● **What the task asks**
Omit every picture and return the rest of the data unaltered.

________

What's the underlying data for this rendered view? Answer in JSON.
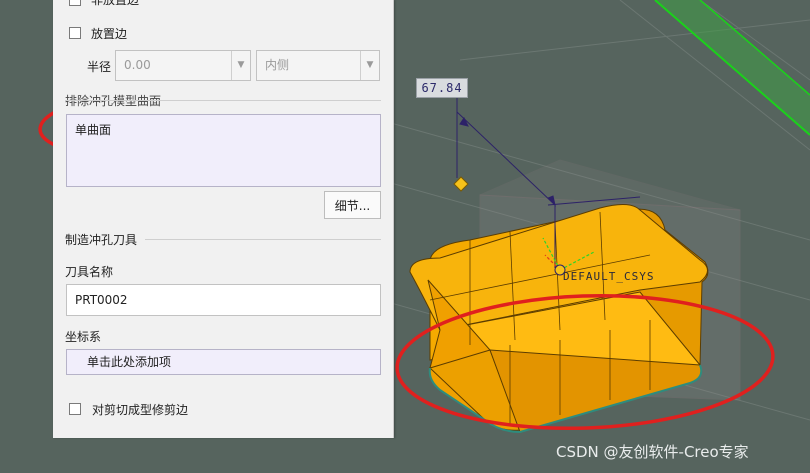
{
  "panel": {
    "top_partial_checkbox_label": "非放置边",
    "place_edge_label": "放置边",
    "radius_label": "半径",
    "radius_value": "0.00",
    "side_value": "内侧",
    "exclude_surface_section": "排除冲孔模型曲面",
    "surface_collector_value": "单曲面",
    "details_button": "细节...",
    "tool_section": "制造冲孔刀具",
    "tool_name_label": "刀具名称",
    "tool_name_value": "PRT0002",
    "csys_label": "坐标系",
    "csys_collector_placeholder": "单击此处添加项",
    "trim_edges_label": "对剪切成型修剪边"
  },
  "viewport": {
    "dimension_value": "67.84",
    "csys_name": "DEFAULT_CSYS",
    "model_color": "#f5a700",
    "background_color": "#56645e",
    "annotation_color": "#e0201e"
  },
  "watermark": "CSDN @友创软件-Creo专家"
}
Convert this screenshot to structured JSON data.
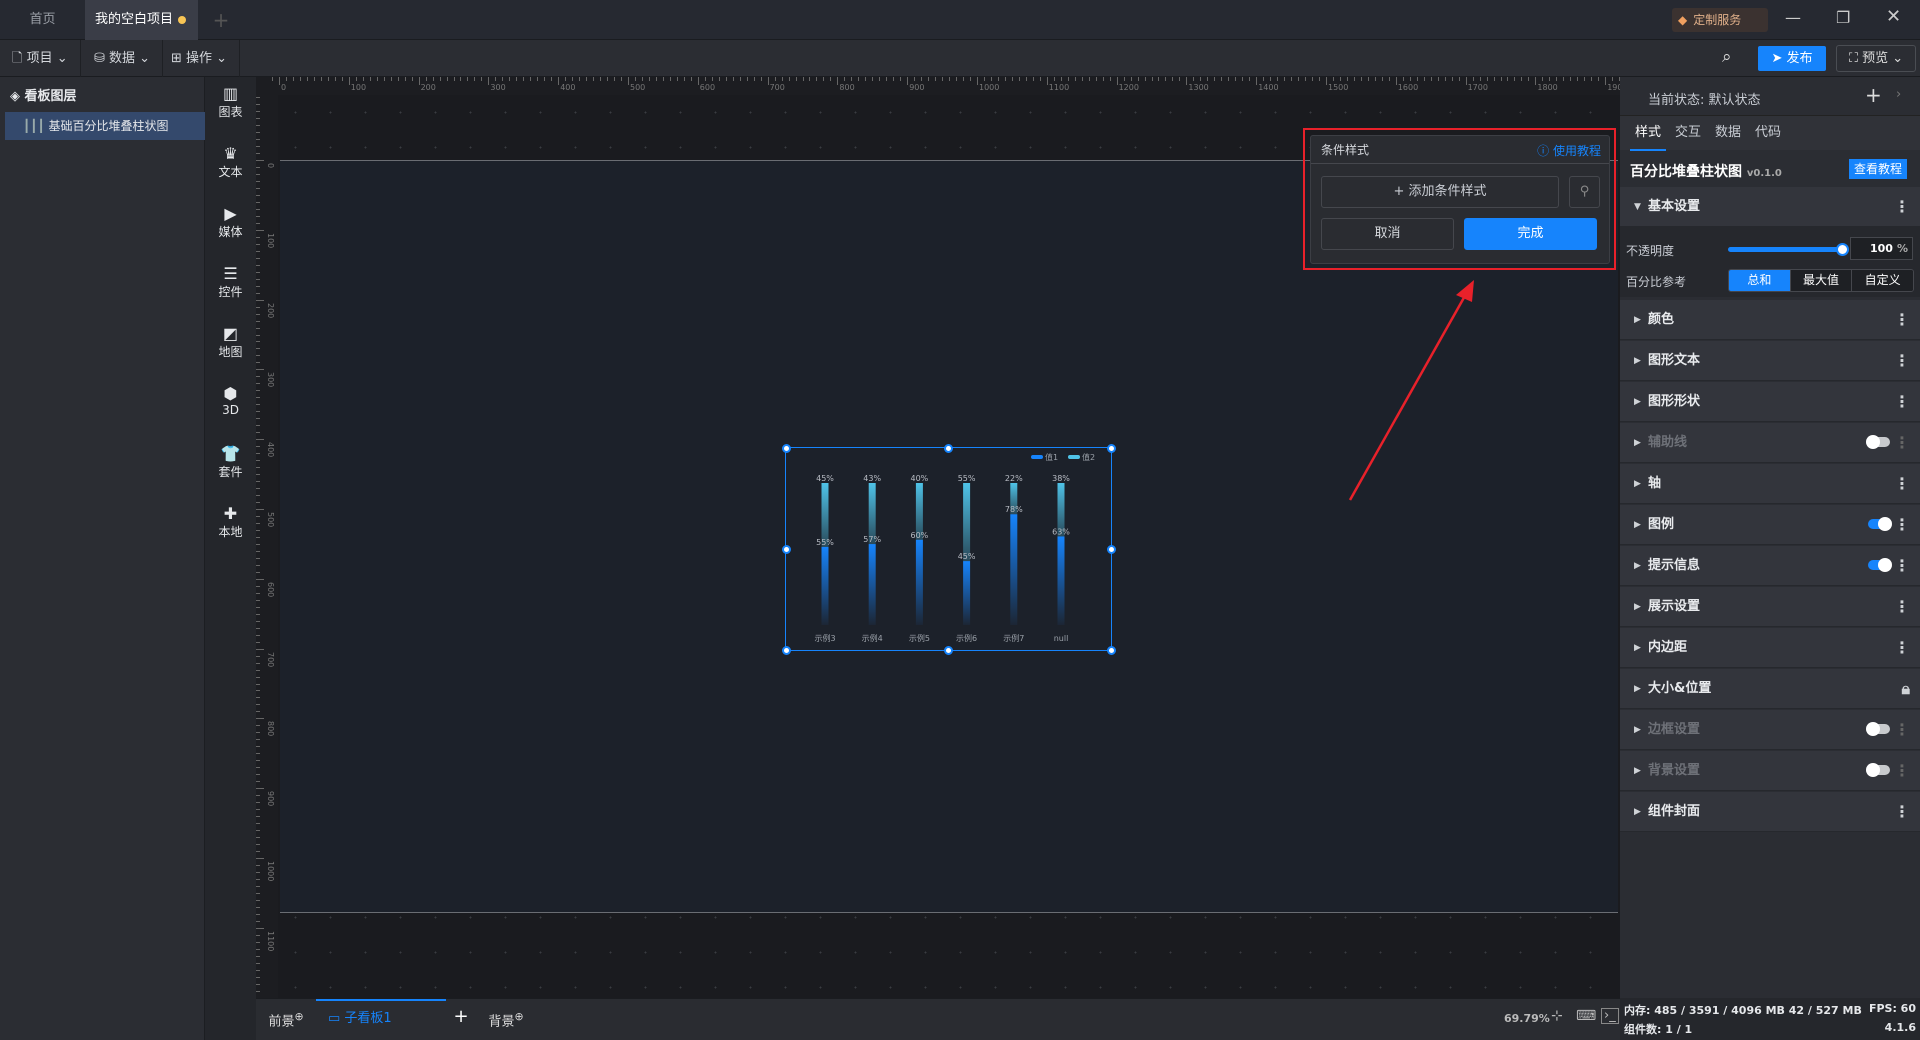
{
  "titlebar": {
    "tabs": [
      {
        "label": "首页"
      },
      {
        "label": "我的空白项目"
      }
    ],
    "service": "定制服务",
    "modified_dot_color": "#f8c555"
  },
  "toolbar": {
    "menus": [
      "项目",
      "数据",
      "操作"
    ],
    "publish": "发布",
    "preview": "预览"
  },
  "layers": {
    "title": "看板图层",
    "items": [
      "基础百分比堆叠柱状图"
    ]
  },
  "iconbar": [
    "图表",
    "文本",
    "媒体",
    "控件",
    "地图",
    "3D",
    "套件",
    "本地"
  ],
  "ruler": {
    "top": [
      "0",
      "100",
      "200",
      "300",
      "400",
      "500",
      "600",
      "700",
      "800",
      "900",
      "1000",
      "1100",
      "1200",
      "1300",
      "1400",
      "1500",
      "1600",
      "1700",
      "1800",
      "1900"
    ],
    "left": [
      "0",
      "100",
      "200",
      "300",
      "400",
      "500",
      "600",
      "700",
      "800",
      "900",
      "1000",
      "1100"
    ]
  },
  "popup": {
    "title": "条件样式",
    "help": "使用教程",
    "add": "+ 添加条件样式",
    "cancel": "取消",
    "done": "完成"
  },
  "right": {
    "state_label": "当前状态:",
    "state_value": "默认状态",
    "tabs": [
      "样式",
      "交互",
      "数据",
      "代码"
    ],
    "active_tab": "样式",
    "component": "百分比堆叠柱状图",
    "version": "v0.1.0",
    "tutorial": "查看教程",
    "basic": "基本设置",
    "opacity_label": "不透明度",
    "opacity": 100,
    "opacity_unit": "%",
    "ref_label": "百分比参考",
    "ref_options": [
      "总和",
      "最大值",
      "自定义"
    ],
    "ref_selected": "总和",
    "sections": [
      {
        "label": "颜色"
      },
      {
        "label": "图形文本"
      },
      {
        "label": "图形形状"
      },
      {
        "label": "辅助线",
        "toggle": false,
        "disabled": true
      },
      {
        "label": "轴"
      },
      {
        "label": "图例",
        "toggle": true
      },
      {
        "label": "提示信息",
        "toggle": true
      },
      {
        "label": "展示设置"
      },
      {
        "label": "内边距"
      },
      {
        "label": "大小&位置",
        "lock": true
      },
      {
        "label": "边框设置",
        "toggle": false,
        "disabled": true
      },
      {
        "label": "背景设置",
        "toggle": false,
        "disabled": true
      },
      {
        "label": "组件封面"
      }
    ]
  },
  "bottom": {
    "front": "前景",
    "board": "子看板1",
    "back": "背景",
    "zoom": "69.79%"
  },
  "status": {
    "memory": "内存: 485 / 3591 / 4096 MB  42 / 527 MB",
    "fps": "FPS: 60",
    "count": "组件数: 1 / 1",
    "version": "4.1.6"
  },
  "chart_data": {
    "type": "bar",
    "stacked": "percent",
    "categories": [
      "示例3",
      "示例4",
      "示例5",
      "示例6",
      "示例7",
      "null"
    ],
    "series": [
      {
        "name": "值1",
        "values": [
          55,
          57,
          60,
          45,
          78,
          63
        ],
        "color": "#1684fc"
      },
      {
        "name": "值2",
        "values": [
          45,
          43,
          40,
          55,
          22,
          38
        ],
        "color": "#4fc3e8"
      }
    ],
    "legend": "top-right",
    "ylim": [
      0,
      100
    ],
    "value_suffix": "%"
  }
}
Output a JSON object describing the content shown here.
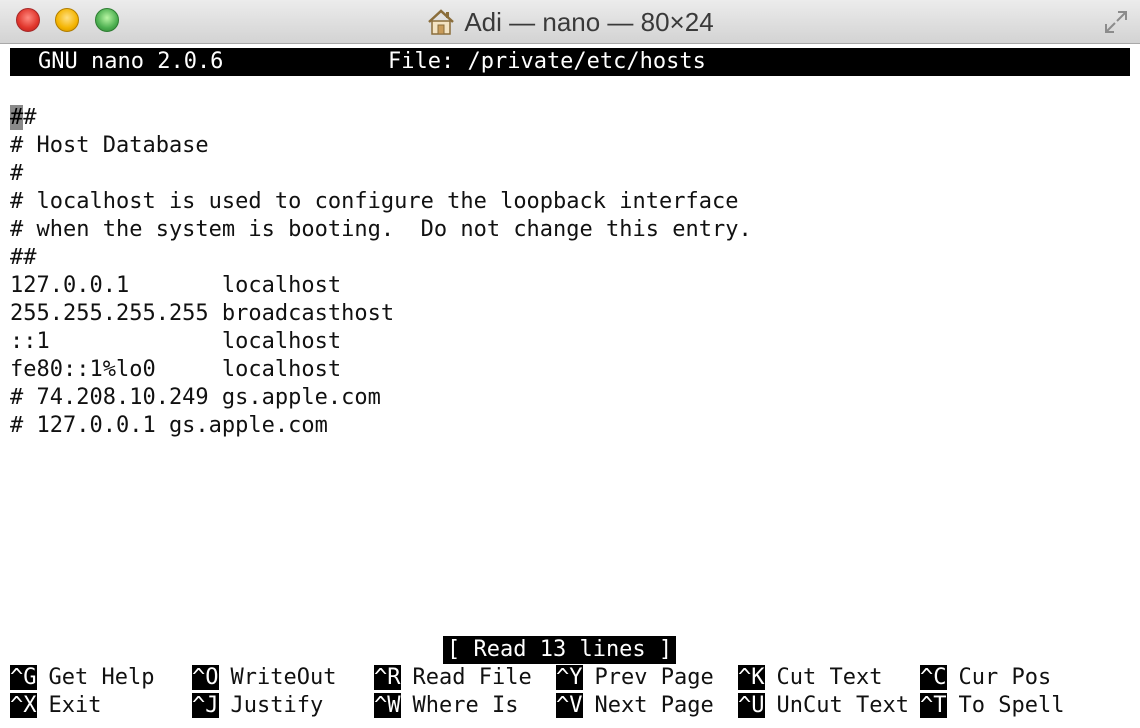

________

● **Worked answer**
What's the underlying data for this rendered view? Answer in JSON.
{
  "panel": {
    "top_partial_checkbox_label": "非放置边",
    "place_edge_label": "放置边",
    "radius_label": "半径",
    "radius_value": "0.00",
    "side_value": "内侧",
    "exclude_surface_section": "排除冲孔模型曲面",
    "surface_collector_value": "单曲面",
    "details_button": "细节...",
    "tool_section": "制造冲孔刀具",
    "tool_name_label": "刀具名称",
    "tool_name_value": "PRT0002",
    "csys_label": "坐标系",
    "csys_collector_placeholder": "单击此处添加项",
    "trim_edges_label": "对剪切成型修剪边"
  },
  "viewport": {
    "dimension_value": "67.84",
    "csys_name": "DEFAULT_CSYS",
    "model_color": "#f5a700",
    "background_color": "#56645e",
    "annotation_color": "#e0201e"
  },
  "watermark": "CSDN @友创软件-Creo专家"
}
Convert this screenshot to structured JSON data.
{
  "titlebar": {
    "tabs": [
      {
        "label": "首页"
      },
      {
        "label": "我的空白项目"
      }
    ],
    "service": "定制服务",
    "modified_dot_color": "#f8c555"
  },
  "toolbar": {
    "menus": [
      "项目",
      "数据",
      "操作"
    ],
    "publish": "发布",
    "preview": "预览"
  },
  "layers": {
    "title": "看板图层",
    "items": [
      "基础百分比堆叠柱状图"
    ]
  },
  "iconbar": [
    "图表",
    "文本",
    "媒体",
    "控件",
    "地图",
    "3D",
    "套件",
    "本地"
  ],
  "ruler": {
    "top": [
      "0",
      "100",
      "200",
      "300",
      "400",
      "500",
      "600",
      "700",
      "800",
      "900",
      "1000",
      "1100",
      "1200",
      "1300",
      "1400",
      "1500",
      "1600",
      "1700",
      "1800",
      "1900"
    ],
    "left": [
      "0",
      "100",
      "200",
      "300",
      "400",
      "500",
      "600",
      "700",
      "800",
      "900",
      "1000",
      "1100"
    ]
  },
  "popup": {
    "title": "条件样式",
    "help": "使用教程",
    "add": "+ 添加条件样式",
    "cancel": "取消",
    "done": "完成"
  },
  "right": {
    "state_label": "当前状态:",
    "state_value": "默认状态",
    "tabs": [
      "样式",
      "交互",
      "数据",
      "代码"
    ],
    "active_tab": "样式",
    "component": "百分比堆叠柱状图",
    "version": "v0.1.0",
    "tutorial": "查看教程",
    "basic": "基本设置",
    "opacity_label": "不透明度",
    "opacity": 100,
    "opacity_unit": "%",
    "ref_label": "百分比参考",
    "ref_options": [
      "总和",
      "最大值",
      "自定义"
    ],
    "ref_selected": "总和",
    "sections": [
      {
        "label": "颜色"
      },
      {
        "label": "图形文本"
      },
      {
        "label": "图形形状"
      },
      {
        "label": "辅助线",
        "toggle": false,
        "disabled": true
      },
      {
        "label": "轴"
      },
      {
        "label": "图例",
        "toggle": true
      },
      {
        "label": "提示信息",
        "toggle": true
      },
      {
        "label": "展示设置"
      },
      {
        "label": "内边距"
      },
      {
        "label": "大小&位置",
        "lock": true
      },
      {
        "label": "边框设置",
        "toggle": false,
        "disabled": true
      },
      {
        "label": "背景设置",
        "toggle": false,
        "disabled": true
      },
      {
        "label": "组件封面"
      }
    ]
  },
  "bottom": {
    "front": "前景",
    "board": "子看板1",
    "back": "背景",
    "zoom": "69.79%"
  },
  "status": {
    "memory": "内存: 485 / 3591 / 4096 MB  42 / 527 MB",
    "fps": "FPS: 60",
    "count": "组件数: 1 / 1",
    "version": "4.1.6"
  },
  "chart_data": {
    "type": "bar",
    "stacked": "percent",
    "categories": [
      "示例3",
      "示例4",
      "示例5",
      "示例6",
      "示例7",
      "null"
    ],
    "series": [
      {
        "name": "值1",
        "values": [
          55,
          57,
          60,
          45,
          78,
          63
        ],
        "color": "#1684fc"
      },
      {
        "name": "值2",
        "values": [
          45,
          43,
          40,
          55,
          22,
          38
        ],
        "color": "#4fc3e8"
      }
    ],
    "legend": "top-right",
    "ylim": [
      0,
      100
    ],
    "value_suffix": "%"
  }
}
Output a JSON object describing the content shown here.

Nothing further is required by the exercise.